◆ Task to carry out
Extract all data as written.

+ + + + +

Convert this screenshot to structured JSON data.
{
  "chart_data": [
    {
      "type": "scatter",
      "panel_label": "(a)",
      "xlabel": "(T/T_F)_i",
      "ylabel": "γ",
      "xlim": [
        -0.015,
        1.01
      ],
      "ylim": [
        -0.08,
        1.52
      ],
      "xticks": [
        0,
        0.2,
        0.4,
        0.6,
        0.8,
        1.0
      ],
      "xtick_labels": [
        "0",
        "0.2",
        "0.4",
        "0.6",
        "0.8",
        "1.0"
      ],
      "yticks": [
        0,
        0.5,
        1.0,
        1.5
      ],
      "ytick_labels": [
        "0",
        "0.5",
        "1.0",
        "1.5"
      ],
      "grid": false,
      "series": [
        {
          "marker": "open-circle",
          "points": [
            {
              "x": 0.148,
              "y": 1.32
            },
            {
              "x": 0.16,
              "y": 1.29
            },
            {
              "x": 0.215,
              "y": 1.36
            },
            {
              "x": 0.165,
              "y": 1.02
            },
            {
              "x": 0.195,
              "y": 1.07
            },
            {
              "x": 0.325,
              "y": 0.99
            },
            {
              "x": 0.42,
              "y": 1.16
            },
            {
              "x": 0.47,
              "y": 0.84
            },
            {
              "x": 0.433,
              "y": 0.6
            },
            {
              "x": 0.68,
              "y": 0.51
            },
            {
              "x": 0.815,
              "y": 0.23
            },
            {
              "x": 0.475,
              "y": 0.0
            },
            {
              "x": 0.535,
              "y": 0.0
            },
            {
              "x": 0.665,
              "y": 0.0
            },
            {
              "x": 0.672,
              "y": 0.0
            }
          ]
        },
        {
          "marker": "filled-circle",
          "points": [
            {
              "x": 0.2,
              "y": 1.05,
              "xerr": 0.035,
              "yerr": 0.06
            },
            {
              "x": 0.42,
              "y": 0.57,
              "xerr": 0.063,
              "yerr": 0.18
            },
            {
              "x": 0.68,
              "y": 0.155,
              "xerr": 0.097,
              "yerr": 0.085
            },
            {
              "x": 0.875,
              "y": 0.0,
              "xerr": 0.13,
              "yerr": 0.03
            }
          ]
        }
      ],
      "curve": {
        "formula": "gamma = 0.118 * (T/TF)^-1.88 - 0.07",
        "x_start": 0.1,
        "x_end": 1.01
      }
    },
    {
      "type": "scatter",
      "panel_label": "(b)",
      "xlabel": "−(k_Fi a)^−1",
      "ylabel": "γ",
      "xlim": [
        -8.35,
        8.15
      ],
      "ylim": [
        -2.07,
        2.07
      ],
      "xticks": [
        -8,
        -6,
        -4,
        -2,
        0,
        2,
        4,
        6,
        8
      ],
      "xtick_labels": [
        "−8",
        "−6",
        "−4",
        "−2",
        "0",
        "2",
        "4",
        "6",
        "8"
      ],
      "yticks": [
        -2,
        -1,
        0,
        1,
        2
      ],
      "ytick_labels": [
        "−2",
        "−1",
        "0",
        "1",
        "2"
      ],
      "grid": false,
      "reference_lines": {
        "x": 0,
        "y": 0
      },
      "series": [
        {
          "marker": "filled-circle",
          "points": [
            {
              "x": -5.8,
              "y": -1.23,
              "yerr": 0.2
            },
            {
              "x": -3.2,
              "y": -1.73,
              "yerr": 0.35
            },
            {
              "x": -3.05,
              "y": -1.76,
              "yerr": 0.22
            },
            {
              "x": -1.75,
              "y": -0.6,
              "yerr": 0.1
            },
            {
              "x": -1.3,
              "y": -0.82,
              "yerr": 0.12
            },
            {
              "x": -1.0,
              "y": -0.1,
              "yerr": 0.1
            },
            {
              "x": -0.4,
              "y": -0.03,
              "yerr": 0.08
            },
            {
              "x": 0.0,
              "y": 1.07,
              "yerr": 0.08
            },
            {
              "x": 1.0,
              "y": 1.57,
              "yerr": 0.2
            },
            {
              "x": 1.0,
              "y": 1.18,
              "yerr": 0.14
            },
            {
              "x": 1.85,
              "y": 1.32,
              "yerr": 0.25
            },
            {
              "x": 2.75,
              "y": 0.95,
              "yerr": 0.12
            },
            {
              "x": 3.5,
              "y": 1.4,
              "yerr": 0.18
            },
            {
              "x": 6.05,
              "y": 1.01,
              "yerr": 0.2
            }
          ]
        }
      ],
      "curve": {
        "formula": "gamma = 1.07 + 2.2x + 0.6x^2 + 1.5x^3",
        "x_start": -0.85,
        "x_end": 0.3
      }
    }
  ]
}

+ + + + +

◆ Written answer
Convert this screenshot to structured JSON data.
{
  "chart_data": [
    {
      "type": "scatter",
      "panel_label": "(a)",
      "xlabel": "(T/T_F)_i",
      "ylabel": "γ",
      "xlim": [
        -0.015,
        1.01
      ],
      "ylim": [
        -0.08,
        1.52
      ],
      "xticks": [
        0,
        0.2,
        0.4,
        0.6,
        0.8,
        1.0
      ],
      "xtick_labels": [
        "0",
        "0.2",
        "0.4",
        "0.6",
        "0.8",
        "1.0"
      ],
      "yticks": [
        0,
        0.5,
        1.0,
        1.5
      ],
      "ytick_labels": [
        "0",
        "0.5",
        "1.0",
        "1.5"
      ],
      "grid": false,
      "series": [
        {
          "marker": "open-circle",
          "points": [
            {
              "x": 0.148,
              "y": 1.32
            },
            {
              "x": 0.16,
              "y": 1.29
            },
            {
              "x": 0.215,
              "y": 1.36
            },
            {
              "x": 0.165,
              "y": 1.02
            },
            {
              "x": 0.195,
              "y": 1.07
            },
            {
              "x": 0.325,
              "y": 0.99
            },
            {
              "x": 0.42,
              "y": 1.16
            },
            {
              "x": 0.47,
              "y": 0.84
            },
            {
              "x": 0.433,
              "y": 0.6
            },
            {
              "x": 0.68,
              "y": 0.51
            },
            {
              "x": 0.815,
              "y": 0.23
            },
            {
              "x": 0.475,
              "y": 0.0
            },
            {
              "x": 0.535,
              "y": 0.0
            },
            {
              "x": 0.665,
              "y": 0.0
            },
            {
              "x": 0.672,
              "y": 0.0
            }
          ]
        },
        {
          "marker": "filled-circle",
          "points": [
            {
              "x": 0.2,
              "y": 1.05,
              "xerr": 0.035,
              "yerr": 0.06
            },
            {
              "x": 0.42,
              "y": 0.57,
              "xerr": 0.063,
              "yerr": 0.18
            },
            {
              "x": 0.68,
              "y": 0.155,
              "xerr": 0.097,
              "yerr": 0.085
            },
            {
              "x": 0.875,
              "y": 0.0,
              "xerr": 0.13,
              "yerr": 0.03
            }
          ]
        }
      ],
      "curve": {
        "formula": "gamma = 0.118 * (T/TF)^-1.88 - 0.07",
        "x_start": 0.1,
        "x_end": 1.01
      }
    },
    {
      "type": "scatter",
      "panel_label": "(b)",
      "xlabel": "−(k_Fi a)^−1",
      "ylabel": "γ",
      "xlim": [
        -8.35,
        8.15
      ],
      "ylim": [
        -2.07,
        2.07
      ],
      "xticks": [
        -8,
        -6,
        -4,
        -2,
        0,
        2,
        4,
        6,
        8
      ],
      "xtick_labels": [
        "−8",
        "−6",
        "−4",
        "−2",
        "0",
        "2",
        "4",
        "6",
        "8"
      ],
      "yticks": [
        -2,
        -1,
        0,
        1,
        2
      ],
      "ytick_labels": [
        "−2",
        "−1",
        "0",
        "1",
        "2"
      ],
      "grid": false,
      "reference_lines": {
        "x": 0,
        "y": 0
      },
      "series": [
        {
          "marker": "filled-circle",
          "points": [
            {
              "x": -5.8,
              "y": -1.23,
              "yerr": 0.2
            },
            {
              "x": -3.2,
              "y": -1.73,
              "yerr": 0.35
            },
            {
              "x": -3.05,
              "y": -1.76,
              "yerr": 0.22
            },
            {
              "x": -1.75,
              "y": -0.6,
              "yerr": 0.1
            },
            {
              "x": -1.3,
              "y": -0.82,
              "yerr": 0.12
            },
            {
              "x": -1.0,
              "y": -0.1,
              "yerr": 0.1
            },
            {
              "x": -0.4,
              "y": -0.03,
              "yerr": 0.08
            },
            {
              "x": 0.0,
              "y": 1.07,
              "yerr": 0.08
            },
            {
              "x": 1.0,
              "y": 1.57,
              "yerr": 0.2
            },
            {
              "x": 1.0,
              "y": 1.18,
              "yerr": 0.14
            },
            {
              "x": 1.85,
              "y": 1.32,
              "yerr": 0.25
            },
            {
              "x": 2.75,
              "y": 0.95,
              "yerr": 0.12
            },
            {
              "x": 3.5,
              "y": 1.4,
              "yerr": 0.18
            },
            {
              "x": 6.05,
              "y": 1.01,
              "yerr": 0.2
            }
          ]
        }
      ],
      "curve": {
        "formula": "gamma = 1.07 + 2.2x + 0.6x^2 + 1.5x^3",
        "x_start": -0.85,
        "x_end": 0.3
      }
    }
  ]
}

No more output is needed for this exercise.